Data extracted from a collection
—————

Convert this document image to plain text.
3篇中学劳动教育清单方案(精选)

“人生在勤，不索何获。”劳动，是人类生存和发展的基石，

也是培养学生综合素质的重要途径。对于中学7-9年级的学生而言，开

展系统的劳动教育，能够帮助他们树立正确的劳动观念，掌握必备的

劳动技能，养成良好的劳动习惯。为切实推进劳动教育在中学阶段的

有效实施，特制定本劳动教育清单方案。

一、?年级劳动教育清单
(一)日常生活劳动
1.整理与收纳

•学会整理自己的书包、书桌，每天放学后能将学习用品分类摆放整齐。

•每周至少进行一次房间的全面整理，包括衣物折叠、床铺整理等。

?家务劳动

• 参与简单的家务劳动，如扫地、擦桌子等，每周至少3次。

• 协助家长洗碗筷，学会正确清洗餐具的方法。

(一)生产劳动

—————

The problem
Using the exact wording, write out all of the records.

Solution to this task
Convert this document image to plain text.
3篇中学劳动教育清单方案(精选)

“人生在勤，不索何获。”劳动，是人类生存和发展的基石，

也是培养学生综合素质的重要途径。对于中学7-9年级的学生而言，开

展系统的劳动教育，能够帮助他们树立正确的劳动观念，掌握必备的

劳动技能，养成良好的劳动习惯。为切实推进劳动教育在中学阶段的

有效实施，特制定本劳动教育清单方案。

一、?年级劳动教育清单
(一)日常生活劳动
1.整理与收纳

•学会整理自己的书包、书桌，每天放学后能将学习用品分类摆放整齐。

•每周至少进行一次房间的全面整理，包括衣物折叠、床铺整理等。

?家务劳动

• 参与简单的家务劳动，如扫地、擦桌子等，每周至少3次。

• 协助家长洗碗筷，学会正确清洗餐具的方法。

(一)生产劳动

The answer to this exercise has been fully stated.